WORK INSTRUCTIONS: In this exercise, reproduce all the entries that follow exactly.

Dataset rows about figures:
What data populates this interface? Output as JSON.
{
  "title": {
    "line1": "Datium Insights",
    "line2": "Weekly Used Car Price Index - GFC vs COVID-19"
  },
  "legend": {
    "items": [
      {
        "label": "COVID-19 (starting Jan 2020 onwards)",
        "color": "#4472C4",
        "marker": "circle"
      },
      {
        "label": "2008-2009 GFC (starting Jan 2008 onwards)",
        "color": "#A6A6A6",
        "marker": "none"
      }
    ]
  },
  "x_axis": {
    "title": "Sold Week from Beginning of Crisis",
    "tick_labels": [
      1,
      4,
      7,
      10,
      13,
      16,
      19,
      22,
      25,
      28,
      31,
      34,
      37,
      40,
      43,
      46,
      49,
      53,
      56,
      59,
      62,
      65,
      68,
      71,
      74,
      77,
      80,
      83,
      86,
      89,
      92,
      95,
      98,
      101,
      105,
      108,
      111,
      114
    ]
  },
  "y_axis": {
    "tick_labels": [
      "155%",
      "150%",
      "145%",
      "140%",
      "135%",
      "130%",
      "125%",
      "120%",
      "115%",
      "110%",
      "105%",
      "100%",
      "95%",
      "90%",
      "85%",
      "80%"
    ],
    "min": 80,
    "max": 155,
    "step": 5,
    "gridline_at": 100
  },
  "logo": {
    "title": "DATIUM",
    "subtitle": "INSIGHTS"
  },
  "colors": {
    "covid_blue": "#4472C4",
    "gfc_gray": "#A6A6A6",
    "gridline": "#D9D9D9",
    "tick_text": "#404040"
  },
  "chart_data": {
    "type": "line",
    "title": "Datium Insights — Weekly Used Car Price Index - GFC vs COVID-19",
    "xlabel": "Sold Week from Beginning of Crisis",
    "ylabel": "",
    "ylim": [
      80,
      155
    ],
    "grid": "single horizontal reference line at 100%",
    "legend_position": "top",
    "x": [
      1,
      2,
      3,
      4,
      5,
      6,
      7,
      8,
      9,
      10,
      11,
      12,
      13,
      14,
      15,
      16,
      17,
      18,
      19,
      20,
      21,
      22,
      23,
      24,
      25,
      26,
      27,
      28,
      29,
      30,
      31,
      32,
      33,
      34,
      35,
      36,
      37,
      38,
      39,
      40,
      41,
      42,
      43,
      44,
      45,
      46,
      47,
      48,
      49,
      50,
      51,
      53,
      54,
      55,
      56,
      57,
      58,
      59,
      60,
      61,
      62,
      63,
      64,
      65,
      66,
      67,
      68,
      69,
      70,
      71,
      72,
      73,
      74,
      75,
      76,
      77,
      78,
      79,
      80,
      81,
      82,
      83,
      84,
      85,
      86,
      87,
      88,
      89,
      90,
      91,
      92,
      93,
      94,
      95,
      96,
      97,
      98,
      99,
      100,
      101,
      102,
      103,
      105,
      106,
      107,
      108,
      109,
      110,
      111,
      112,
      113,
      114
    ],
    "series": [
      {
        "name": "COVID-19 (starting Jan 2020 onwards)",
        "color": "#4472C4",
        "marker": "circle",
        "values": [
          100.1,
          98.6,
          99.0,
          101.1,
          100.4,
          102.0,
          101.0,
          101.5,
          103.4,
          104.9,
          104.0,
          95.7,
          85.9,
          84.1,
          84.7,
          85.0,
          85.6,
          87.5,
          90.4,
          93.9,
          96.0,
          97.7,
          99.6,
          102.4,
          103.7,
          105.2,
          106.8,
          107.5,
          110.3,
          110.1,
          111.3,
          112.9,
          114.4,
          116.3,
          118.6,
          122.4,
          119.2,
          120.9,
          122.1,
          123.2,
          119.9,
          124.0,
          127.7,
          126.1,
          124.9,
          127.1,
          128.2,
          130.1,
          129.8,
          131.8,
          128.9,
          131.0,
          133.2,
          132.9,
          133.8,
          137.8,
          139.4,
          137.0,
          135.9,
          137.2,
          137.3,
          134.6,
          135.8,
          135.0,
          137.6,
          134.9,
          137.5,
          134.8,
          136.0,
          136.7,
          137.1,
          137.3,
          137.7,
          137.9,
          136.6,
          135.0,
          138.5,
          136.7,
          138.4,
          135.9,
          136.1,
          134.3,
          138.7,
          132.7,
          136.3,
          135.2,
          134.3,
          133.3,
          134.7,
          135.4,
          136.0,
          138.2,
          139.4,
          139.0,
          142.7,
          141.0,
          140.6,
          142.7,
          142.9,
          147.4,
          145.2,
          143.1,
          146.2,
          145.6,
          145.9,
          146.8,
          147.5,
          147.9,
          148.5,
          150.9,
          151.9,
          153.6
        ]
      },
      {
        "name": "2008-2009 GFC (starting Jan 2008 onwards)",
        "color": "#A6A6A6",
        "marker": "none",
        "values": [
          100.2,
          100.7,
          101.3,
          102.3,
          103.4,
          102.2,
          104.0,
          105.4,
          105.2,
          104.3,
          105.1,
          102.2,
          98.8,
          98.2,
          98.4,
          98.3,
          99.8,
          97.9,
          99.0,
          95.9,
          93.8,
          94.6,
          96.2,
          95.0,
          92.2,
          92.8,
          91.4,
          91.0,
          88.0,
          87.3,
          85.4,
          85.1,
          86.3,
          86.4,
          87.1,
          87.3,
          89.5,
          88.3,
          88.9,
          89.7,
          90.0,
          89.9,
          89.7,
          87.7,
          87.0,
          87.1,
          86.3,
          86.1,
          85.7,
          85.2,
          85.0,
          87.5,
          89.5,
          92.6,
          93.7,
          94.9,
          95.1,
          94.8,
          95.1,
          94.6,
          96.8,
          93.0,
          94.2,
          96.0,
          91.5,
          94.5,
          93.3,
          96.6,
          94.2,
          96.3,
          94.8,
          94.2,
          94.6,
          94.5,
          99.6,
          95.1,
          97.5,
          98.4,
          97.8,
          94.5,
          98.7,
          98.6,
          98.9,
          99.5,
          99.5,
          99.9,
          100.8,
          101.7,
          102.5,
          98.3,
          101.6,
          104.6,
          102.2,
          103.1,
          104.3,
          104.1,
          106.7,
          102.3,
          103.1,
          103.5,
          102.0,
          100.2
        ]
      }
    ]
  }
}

EXERCISE OUTPUT:
What data populates this interface? Output as JSON.
{
  "title": {
    "line1": "Datium Insights",
    "line2": "Weekly Used Car Price Index - GFC vs COVID-19"
  },
  "legend": {
    "items": [
      {
        "label": "COVID-19 (starting Jan 2020 onwards)",
        "color": "#4472C4",
        "marker": "circle"
      },
      {
        "label": "2008-2009 GFC (starting Jan 2008 onwards)",
        "color": "#A6A6A6",
        "marker": "none"
      }
    ]
  },
  "x_axis": {
    "title": "Sold Week from Beginning of Crisis",
    "tick_labels": [
      1,
      4,
      7,
      10,
      13,
      16,
      19,
      22,
      25,
      28,
      31,
      34,
      37,
      40,
      43,
      46,
      49,
      53,
      56,
      59,
      62,
      65,
      68,
      71,
      74,
      77,
      80,
      83,
      86,
      89,
      92,
      95,
      98,
      101,
      105,
      108,
      111,
      114
    ]
  },
  "y_axis": {
    "tick_labels": [
      "155%",
      "150%",
      "145%",
      "140%",
      "135%",
      "130%",
      "125%",
      "120%",
      "115%",
      "110%",
      "105%",
      "100%",
      "95%",
      "90%",
      "85%",
      "80%"
    ],
    "min": 80,
    "max": 155,
    "step": 5,
    "gridline_at": 100
  },
  "logo": {
    "title": "DATIUM",
    "subtitle": "INSIGHTS"
  },
  "colors": {
    "covid_blue": "#4472C4",
    "gfc_gray": "#A6A6A6",
    "gridline": "#D9D9D9",
    "tick_text": "#404040"
  },
  "chart_data": {
    "type": "line",
    "title": "Datium Insights — Weekly Used Car Price Index - GFC vs COVID-19",
    "xlabel": "Sold Week from Beginning of Crisis",
    "ylabel": "",
    "ylim": [
      80,
      155
    ],
    "grid": "single horizontal reference line at 100%",
    "legend_position": "top",
    "x": [
      1,
      2,
      3,
      4,
      5,
      6,
      7,
      8,
      9,
      10,
      11,
      12,
      13,
      14,
      15,
      16,
      17,
      18,
      19,
      20,
      21,
      22,
      23,
      24,
      25,
      26,
      27,
      28,
      29,
      30,
      31,
      32,
      33,
      34,
      35,
      36,
      37,
      38,
      39,
      40,
      41,
      42,
      43,
      44,
      45,
      46,
      47,
      48,
      49,
      50,
      51,
      53,
      54,
      55,
      56,
      57,
      58,
      59,
      60,
      61,
      62,
      63,
      64,
      65,
      66,
      67,
      68,
      69,
      70,
      71,
      72,
      73,
      74,
      75,
      76,
      77,
      78,
      79,
      80,
      81,
      82,
      83,
      84,
      85,
      86,
      87,
      88,
      89,
      90,
      91,
      92,
      93,
      94,
      95,
      96,
      97,
      98,
      99,
      100,
      101,
      102,
      103,
      105,
      106,
      107,
      108,
      109,
      110,
      111,
      112,
      113,
      114
    ],
    "series": [
      {
        "name": "COVID-19 (starting Jan 2020 onwards)",
        "color": "#4472C4",
        "marker": "circle",
        "values": [
          100.1,
          98.6,
          99.0,
          101.1,
          100.4,
          102.0,
          101.0,
          101.5,
          103.4,
          104.9,
          104.0,
          95.7,
          85.9,
          84.1,
          84.7,
          85.0,
          85.6,
          87.5,
          90.4,
          93.9,
          96.0,
          97.7,
          99.6,
          102.4,
          103.7,
          105.2,
          106.8,
          107.5,
          110.3,
          110.1,
          111.3,
          112.9,
          114.4,
          116.3,
          118.6,
          122.4,
          119.2,
          120.9,
          122.1,
          123.2,
          119.9,
          124.0,
          127.7,
          126.1,
          124.9,
          127.1,
          128.2,
          130.1,
          129.8,
          131.8,
          128.9,
          131.0,
          133.2,
          132.9,
          133.8,
          137.8,
          139.4,
          137.0,
          135.9,
          137.2,
          137.3,
          134.6,
          135.8,
          135.0,
          137.6,
          134.9,
          137.5,
          134.8,
          136.0,
          136.7,
          137.1,
          137.3,
          137.7,
          137.9,
          136.6,
          135.0,
          138.5,
          136.7,
          138.4,
          135.9,
          136.1,
          134.3,
          138.7,
          132.7,
          136.3,
          135.2,
          134.3,
          133.3,
          134.7,
          135.4,
          136.0,
          138.2,
          139.4,
          139.0,
          142.7,
          141.0,
          140.6,
          142.7,
          142.9,
          147.4,
          145.2,
          143.1,
          146.2,
          145.6,
          145.9,
          146.8,
          147.5,
          147.9,
          148.5,
          150.9,
          151.9,
          153.6
        ]
      },
      {
        "name": "2008-2009 GFC (starting Jan 2008 onwards)",
        "color": "#A6A6A6",
        "marker": "none",
        "values": [
          100.2,
          100.7,
          101.3,
          102.3,
          103.4,
          102.2,
          104.0,
          105.4,
          105.2,
          104.3,
          105.1,
          102.2,
          98.8,
          98.2,
          98.4,
          98.3,
          99.8,
          97.9,
          99.0,
          95.9,
          93.8,
          94.6,
          96.2,
          95.0,
          92.2,
          92.8,
          91.4,
          91.0,
          88.0,
          87.3,
          85.4,
          85.1,
          86.3,
          86.4,
          87.1,
          87.3,
          89.5,
          88.3,
          88.9,
          89.7,
          90.0,
          89.9,
          89.7,
          87.7,
          87.0,
          87.1,
          86.3,
          86.1,
          85.7,
          85.2,
          85.0,
          87.5,
          89.5,
          92.6,
          93.7,
          94.9,
          95.1,
          94.8,
          95.1,
          94.6,
          96.8,
          93.0,
          94.2,
          96.0,
          91.5,
          94.5,
          93.3,
          96.6,
          94.2,
          96.3,
          94.8,
          94.2,
          94.6,
          94.5,
          99.6,
          95.1,
          97.5,
          98.4,
          97.8,
          94.5,
          98.7,
          98.6,
          98.9,
          99.5,
          99.5,
          99.9,
          100.8,
          101.7,
          102.5,
          98.3,
          101.6,
          104.6,
          102.2,
          103.1,
          104.3,
          104.1,
          106.7,
          102.3,
          103.1,
          103.5,
          102.0,
          100.2
        ]
      }
    ]
  }
}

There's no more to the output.